* [Available records]:
——————————
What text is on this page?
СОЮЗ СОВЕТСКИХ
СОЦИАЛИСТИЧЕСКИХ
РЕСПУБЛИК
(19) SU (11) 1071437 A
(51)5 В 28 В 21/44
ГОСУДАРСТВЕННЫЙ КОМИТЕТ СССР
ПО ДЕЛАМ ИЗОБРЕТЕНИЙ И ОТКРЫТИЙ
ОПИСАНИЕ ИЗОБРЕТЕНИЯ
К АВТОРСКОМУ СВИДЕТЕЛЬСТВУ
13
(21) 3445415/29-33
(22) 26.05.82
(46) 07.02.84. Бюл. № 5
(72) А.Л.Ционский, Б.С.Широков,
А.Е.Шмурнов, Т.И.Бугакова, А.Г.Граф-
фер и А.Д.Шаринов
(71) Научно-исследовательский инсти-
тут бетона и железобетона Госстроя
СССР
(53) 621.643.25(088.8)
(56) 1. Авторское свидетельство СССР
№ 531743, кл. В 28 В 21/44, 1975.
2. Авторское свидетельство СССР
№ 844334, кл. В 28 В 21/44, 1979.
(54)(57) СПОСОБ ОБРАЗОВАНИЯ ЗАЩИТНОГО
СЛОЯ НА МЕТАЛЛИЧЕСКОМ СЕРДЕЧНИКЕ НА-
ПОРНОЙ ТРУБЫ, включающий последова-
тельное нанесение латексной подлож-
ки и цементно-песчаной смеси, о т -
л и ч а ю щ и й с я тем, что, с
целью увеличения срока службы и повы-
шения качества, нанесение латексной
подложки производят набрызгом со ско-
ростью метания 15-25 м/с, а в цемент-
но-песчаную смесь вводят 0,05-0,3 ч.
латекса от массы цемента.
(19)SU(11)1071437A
——————————
Return the listing above in its exact form.

What text is on this page?
СОЮЗ СОВЕТСКИХ
СОЦИАЛИСТИЧЕСКИХ
РЕСПУБЛИК
(19) SU (11) 1071437 A
(51)5 В 28 В 21/44
ГОСУДАРСТВЕННЫЙ КОМИТЕТ СССР
ПО ДЕЛАМ ИЗОБРЕТЕНИЙ И ОТКРЫТИЙ
ОПИСАНИЕ ИЗОБРЕТЕНИЯ
К АВТОРСКОМУ СВИДЕТЕЛЬСТВУ
13
(21) 3445415/29-33
(22) 26.05.82
(46) 07.02.84. Бюл. № 5
(72) А.Л.Ционский, Б.С.Широков,
А.Е.Шмурнов, Т.И.Бугакова, А.Г.Граф-
фер и А.Д.Шаринов
(71) Научно-исследовательский инсти-
тут бетона и железобетона Госстроя
СССР
(53) 621.643.25(088.8)
(56) 1. Авторское свидетельство СССР
№ 531743, кл. В 28 В 21/44, 1975.
2. Авторское свидетельство СССР
№ 844334, кл. В 28 В 21/44, 1979.
(54)(57) СПОСОБ ОБРАЗОВАНИЯ ЗАЩИТНОГО
СЛОЯ НА МЕТАЛЛИЧЕСКОМ СЕРДЕЧНИКЕ НА-
ПОРНОЙ ТРУБЫ, включающий последова-
тельное нанесение латексной подлож-
ки и цементно-песчаной смеси, о т -
л и ч а ю щ и й с я тем, что, с
целью увеличения срока службы и повы-
шения качества, нанесение латексной
подложки производят набрызгом со ско-
ростью метания 15-25 м/с, а в цемент-
но-песчаную смесь вводят 0,05-0,3 ч.
латекса от массы цемента.
(19)SU(11)1071437A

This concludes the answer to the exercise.